WHAT NEEDS TO BE DONE:
Where a line holds "territorialen", copy it.

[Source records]
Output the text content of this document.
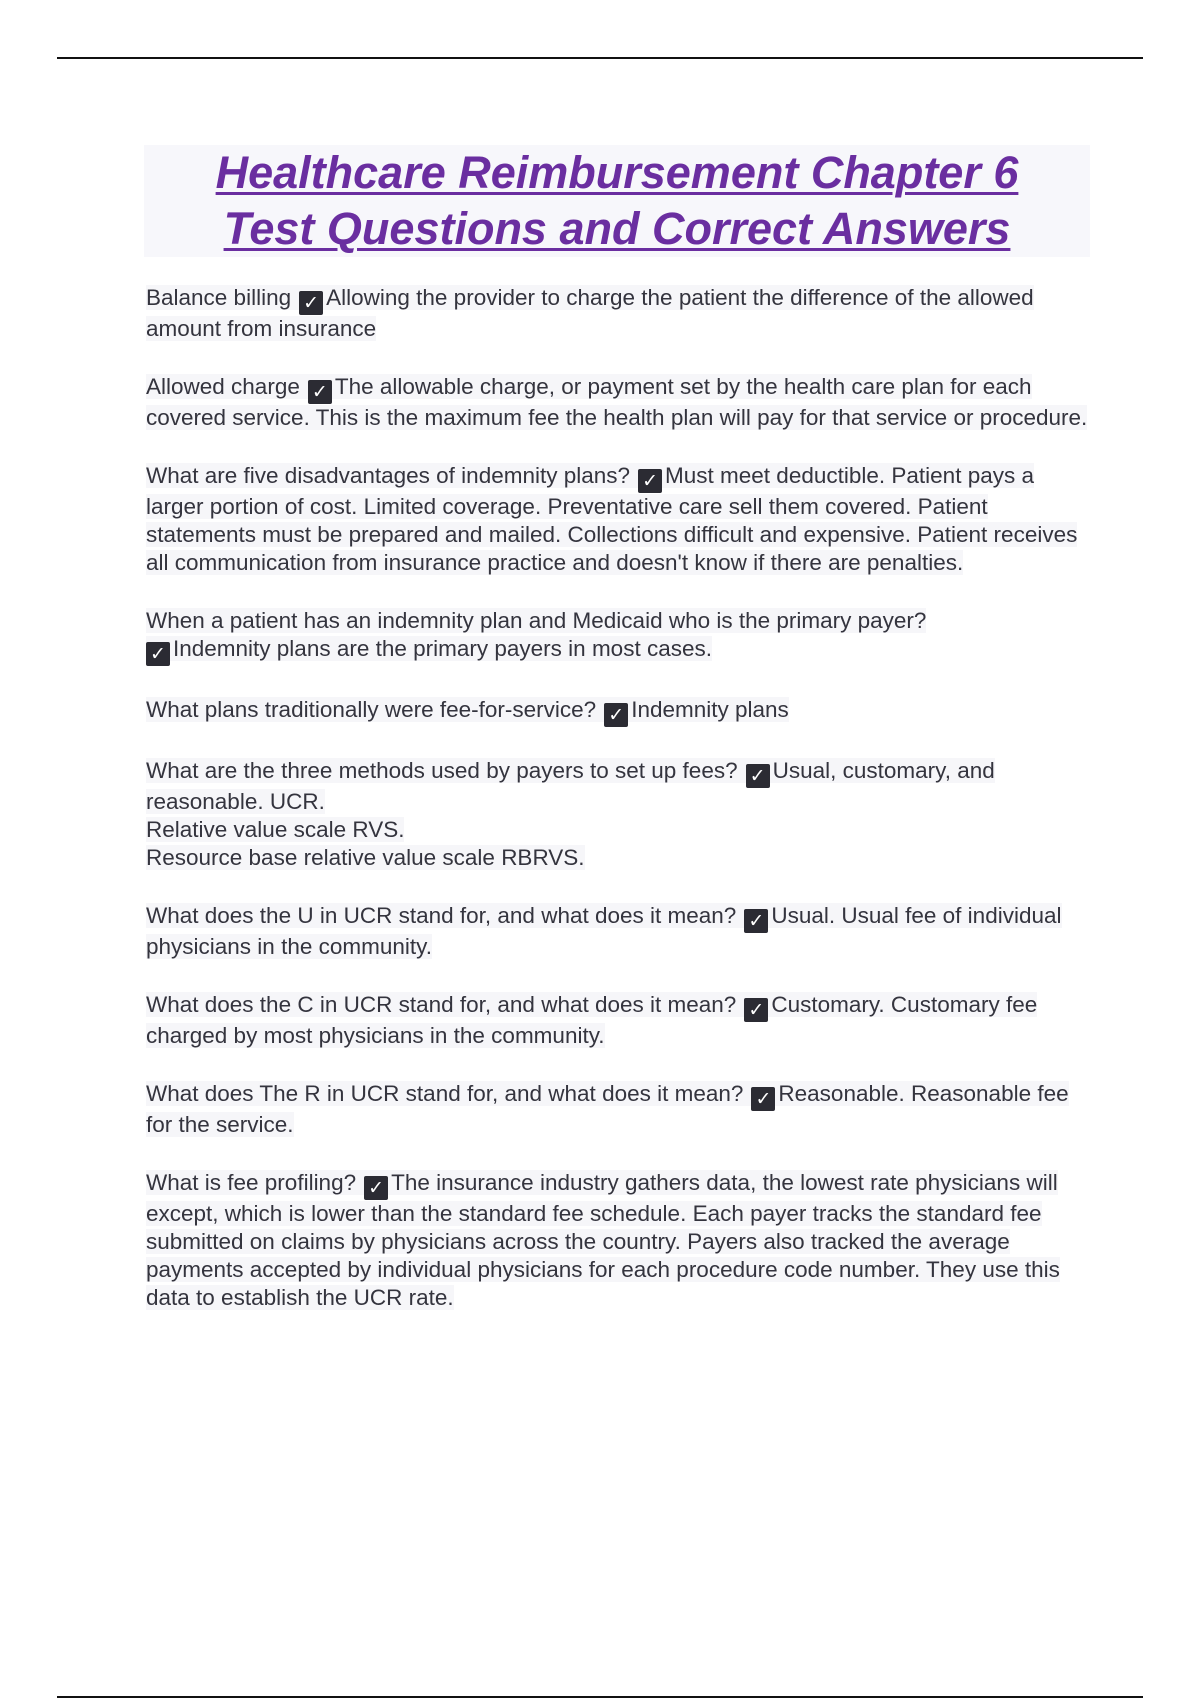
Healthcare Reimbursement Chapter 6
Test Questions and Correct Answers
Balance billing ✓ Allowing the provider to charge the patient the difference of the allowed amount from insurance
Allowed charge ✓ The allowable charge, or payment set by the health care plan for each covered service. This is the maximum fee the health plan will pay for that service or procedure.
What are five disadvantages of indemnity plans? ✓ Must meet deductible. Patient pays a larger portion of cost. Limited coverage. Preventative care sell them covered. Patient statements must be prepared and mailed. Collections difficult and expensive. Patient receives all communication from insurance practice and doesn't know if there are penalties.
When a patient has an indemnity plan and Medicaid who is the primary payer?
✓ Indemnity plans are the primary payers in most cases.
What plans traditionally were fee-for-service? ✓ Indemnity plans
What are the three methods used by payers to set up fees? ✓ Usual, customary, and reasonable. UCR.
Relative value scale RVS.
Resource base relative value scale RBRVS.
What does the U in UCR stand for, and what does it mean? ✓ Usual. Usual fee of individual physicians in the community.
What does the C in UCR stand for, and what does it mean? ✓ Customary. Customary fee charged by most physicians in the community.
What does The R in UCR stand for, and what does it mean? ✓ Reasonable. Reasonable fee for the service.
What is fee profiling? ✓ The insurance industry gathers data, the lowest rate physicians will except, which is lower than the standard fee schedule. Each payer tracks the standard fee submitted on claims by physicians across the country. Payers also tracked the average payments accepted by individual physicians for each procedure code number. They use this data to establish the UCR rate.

...

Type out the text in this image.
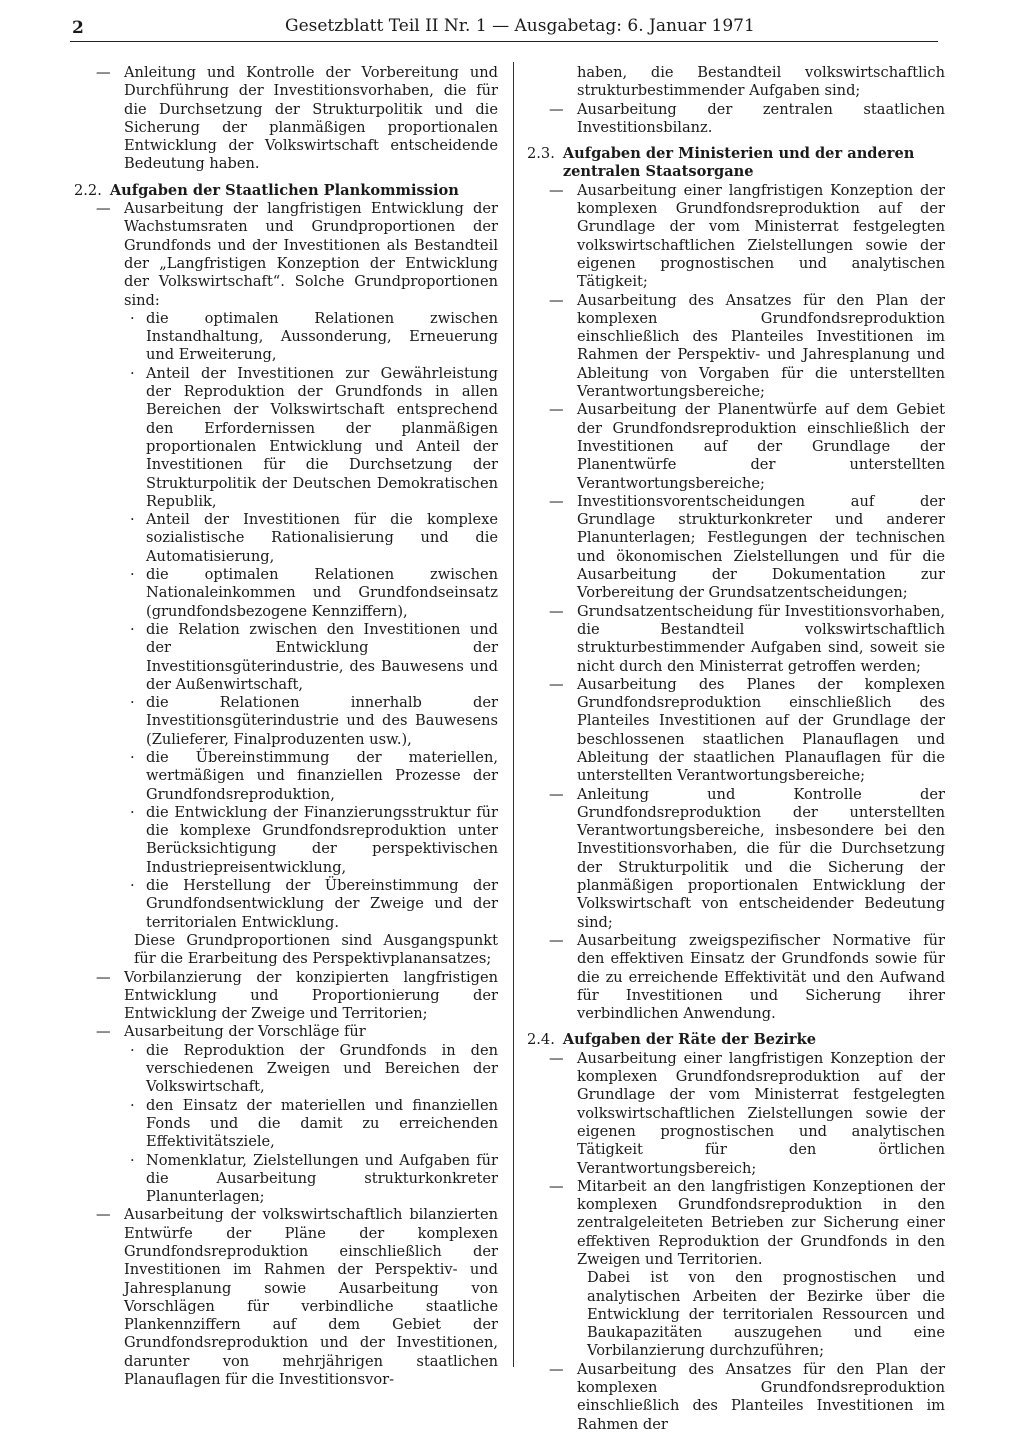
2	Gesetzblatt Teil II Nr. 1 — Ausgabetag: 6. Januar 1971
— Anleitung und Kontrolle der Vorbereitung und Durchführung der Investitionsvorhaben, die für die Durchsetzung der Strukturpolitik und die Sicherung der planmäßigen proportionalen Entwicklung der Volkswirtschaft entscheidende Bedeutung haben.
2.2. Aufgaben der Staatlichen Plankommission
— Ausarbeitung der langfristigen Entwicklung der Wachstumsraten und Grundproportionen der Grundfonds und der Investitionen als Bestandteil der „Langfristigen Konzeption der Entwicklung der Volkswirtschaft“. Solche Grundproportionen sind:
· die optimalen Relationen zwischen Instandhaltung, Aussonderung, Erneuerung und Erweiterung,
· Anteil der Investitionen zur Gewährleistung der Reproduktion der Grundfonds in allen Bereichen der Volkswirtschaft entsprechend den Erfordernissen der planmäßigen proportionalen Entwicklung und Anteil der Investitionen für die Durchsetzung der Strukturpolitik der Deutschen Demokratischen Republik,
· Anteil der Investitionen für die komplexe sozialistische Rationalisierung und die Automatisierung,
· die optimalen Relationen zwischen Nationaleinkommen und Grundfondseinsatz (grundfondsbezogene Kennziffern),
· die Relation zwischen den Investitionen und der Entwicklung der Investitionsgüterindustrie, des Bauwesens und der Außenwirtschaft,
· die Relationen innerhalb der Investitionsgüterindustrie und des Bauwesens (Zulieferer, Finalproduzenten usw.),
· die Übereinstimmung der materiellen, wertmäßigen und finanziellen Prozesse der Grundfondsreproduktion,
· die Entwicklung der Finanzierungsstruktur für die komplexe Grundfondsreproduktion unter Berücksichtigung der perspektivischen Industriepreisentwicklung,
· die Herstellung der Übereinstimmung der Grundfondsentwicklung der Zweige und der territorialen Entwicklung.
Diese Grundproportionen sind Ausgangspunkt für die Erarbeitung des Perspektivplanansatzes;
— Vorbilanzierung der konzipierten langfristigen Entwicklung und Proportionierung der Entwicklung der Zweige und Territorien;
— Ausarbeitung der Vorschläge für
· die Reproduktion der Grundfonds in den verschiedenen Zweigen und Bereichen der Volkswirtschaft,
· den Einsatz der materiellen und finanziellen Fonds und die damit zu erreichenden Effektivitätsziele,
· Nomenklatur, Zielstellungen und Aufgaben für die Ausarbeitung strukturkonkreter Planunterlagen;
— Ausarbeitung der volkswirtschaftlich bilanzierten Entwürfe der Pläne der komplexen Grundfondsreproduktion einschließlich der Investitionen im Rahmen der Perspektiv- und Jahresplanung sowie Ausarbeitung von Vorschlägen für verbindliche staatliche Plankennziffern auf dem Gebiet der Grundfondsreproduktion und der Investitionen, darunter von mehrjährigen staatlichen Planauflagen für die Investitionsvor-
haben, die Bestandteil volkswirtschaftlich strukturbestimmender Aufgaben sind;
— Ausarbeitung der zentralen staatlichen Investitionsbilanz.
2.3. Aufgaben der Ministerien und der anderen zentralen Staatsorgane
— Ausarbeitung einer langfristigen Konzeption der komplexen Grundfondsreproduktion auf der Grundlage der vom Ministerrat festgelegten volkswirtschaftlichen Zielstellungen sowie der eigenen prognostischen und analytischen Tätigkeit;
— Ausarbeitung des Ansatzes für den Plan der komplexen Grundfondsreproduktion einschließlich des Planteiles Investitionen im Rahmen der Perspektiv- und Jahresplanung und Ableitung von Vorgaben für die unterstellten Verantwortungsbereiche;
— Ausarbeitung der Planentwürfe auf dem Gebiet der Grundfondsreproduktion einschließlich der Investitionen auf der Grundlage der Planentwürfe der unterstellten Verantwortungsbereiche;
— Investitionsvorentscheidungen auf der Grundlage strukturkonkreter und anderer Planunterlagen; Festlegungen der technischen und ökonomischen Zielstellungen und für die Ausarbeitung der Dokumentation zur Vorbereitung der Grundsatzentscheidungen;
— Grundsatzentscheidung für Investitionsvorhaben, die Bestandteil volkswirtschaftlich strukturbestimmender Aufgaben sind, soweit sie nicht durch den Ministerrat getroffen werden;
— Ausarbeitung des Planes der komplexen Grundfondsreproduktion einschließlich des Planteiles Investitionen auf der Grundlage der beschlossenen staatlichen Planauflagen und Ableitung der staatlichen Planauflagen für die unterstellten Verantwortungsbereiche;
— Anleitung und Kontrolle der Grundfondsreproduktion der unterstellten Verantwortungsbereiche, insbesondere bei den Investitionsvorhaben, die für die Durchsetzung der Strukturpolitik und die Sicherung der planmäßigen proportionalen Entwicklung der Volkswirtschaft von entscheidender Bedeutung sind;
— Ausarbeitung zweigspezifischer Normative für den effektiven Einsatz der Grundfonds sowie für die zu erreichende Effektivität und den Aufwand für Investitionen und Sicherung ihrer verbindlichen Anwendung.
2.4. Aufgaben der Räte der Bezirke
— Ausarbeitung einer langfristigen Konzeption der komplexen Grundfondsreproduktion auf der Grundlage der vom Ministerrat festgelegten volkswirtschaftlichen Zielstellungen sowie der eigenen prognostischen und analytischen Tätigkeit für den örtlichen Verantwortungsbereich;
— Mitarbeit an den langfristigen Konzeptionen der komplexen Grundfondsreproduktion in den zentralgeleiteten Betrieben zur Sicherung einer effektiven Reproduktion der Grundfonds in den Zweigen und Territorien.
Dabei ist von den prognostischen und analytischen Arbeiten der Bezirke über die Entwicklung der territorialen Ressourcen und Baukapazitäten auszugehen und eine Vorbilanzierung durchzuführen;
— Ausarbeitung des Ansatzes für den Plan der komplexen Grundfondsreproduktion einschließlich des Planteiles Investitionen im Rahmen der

PROBLEM SOLUTION:
· die Herstellung der Übereinstimmung der Grundfondsentwicklung der Zweige und der territorialen Entwicklung.
Dabei ist von den prognostischen und analytischen Arbeiten der Bezirke über die Entwicklung der territorialen Ressourcen und Baukapazitäten auszugehen und eine Vorbilanzierung durchzuführen;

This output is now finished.